» Text block:
Introduction

This introduction addresses some of the key concepts of FaIR and how they are now implemented inside the model. For worked examples of FaIR and the energy balance model, take a look at the Examples.

FaIR produces global mean temperature projections from various forcers. Input datasets can be provided in terms of emissions, concentrations (for greenhouse gases), or effective radiative forcing. Different species can be input in different ways, if they are internally consistent and valid (e.g. if you want to provide CO2 and short-lived climate forcer emissions, with concentrations of non-CO2 greenhouse gases and prescribed forcing for volcanic and solar forcing, like the esm-hist runs of CMIP6 Earth System Models). You can provide any number of species from single-forcing runs to full climate assessments. In “full-climate” mode, the process diagram in FaIR is similar to Fig. 1.

Process diagram

Fig. 1 Simplified outline of available processes in FaIR. Some processes have been omitted for clarity.

FaIR is now a primarily object-oriented interface. The main interaction with FaIR is through the FAIR class instance:

from fair import FAIR
f = FAIR()

FAIR() contains the attributes and methods required to run the model. The energy balance climate model can also be run in standalone mode with prescribed forcing. In the rest of this introduction, f is taken to be a FAIR instance.

Typically there are two stages to a FaIR run. The first is to set up the dimensionality of the problem (define time horizon, included species and how to implement them), and the second is to fill in the data and do the run.

Dimensionality

Internally, variables in are book-kept with numpy arrays that have up to five dimensions:

[time, scenario, config, specie, box/layer]

Not all variables include all dimensions, but they are always in this order.

Parallelisation allows more than one scenario and one set of configs to be run at the same time. time is the only axis which is looped over, allowing high efficiency multiple-scenario or multiple-configuration runs to be done on the same processor (subject to available RAM and disk space).

For inputs and outputs, we use xarray, which wraps the numpy arrays with axis labels and makes model input and output a little more tractable.

Defining the dimensionality of the problem is the first step of setting up FaIR.

» Supplied information:
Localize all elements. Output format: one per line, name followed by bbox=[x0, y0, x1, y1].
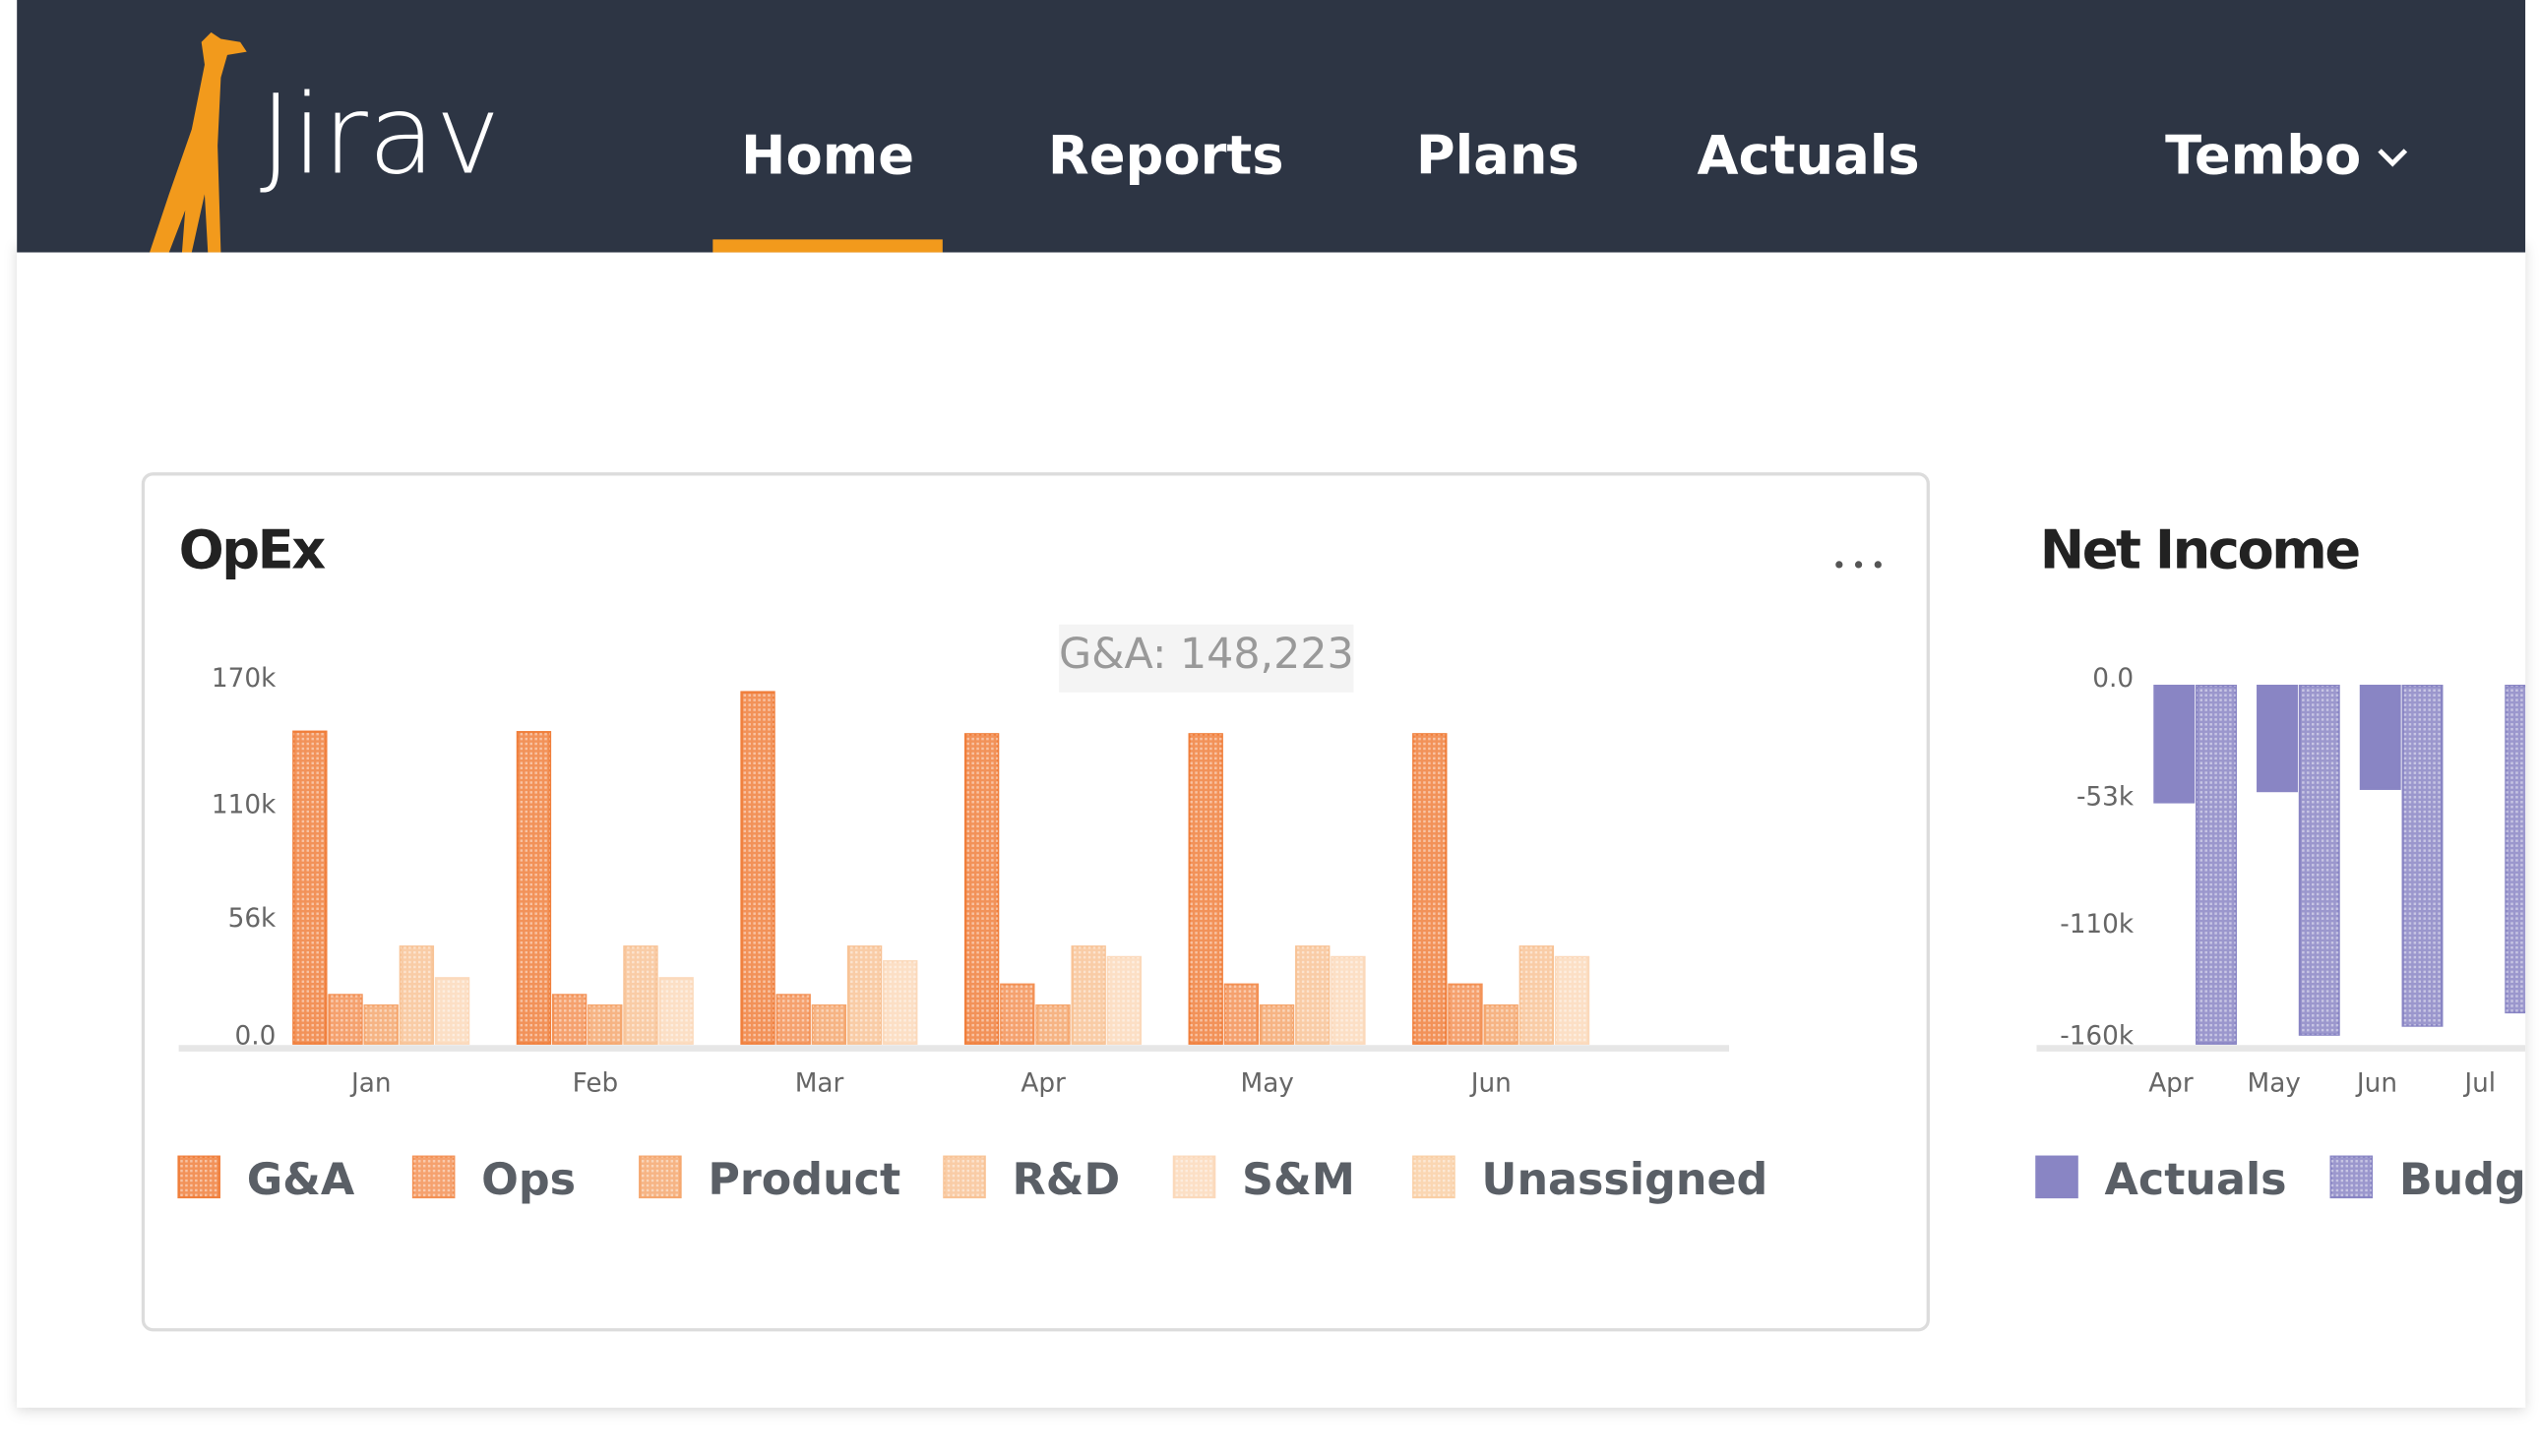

» What to do:
Answer these from the FaIR introduction:
1. Through which class instance does the main interaction with FaIR happen?
2. Which axis is the only one looped over?
3. What library is used for inputs and outputs?

» Response to this exercise:
1. The FAIR class instance.
2. Time.
3. xarray.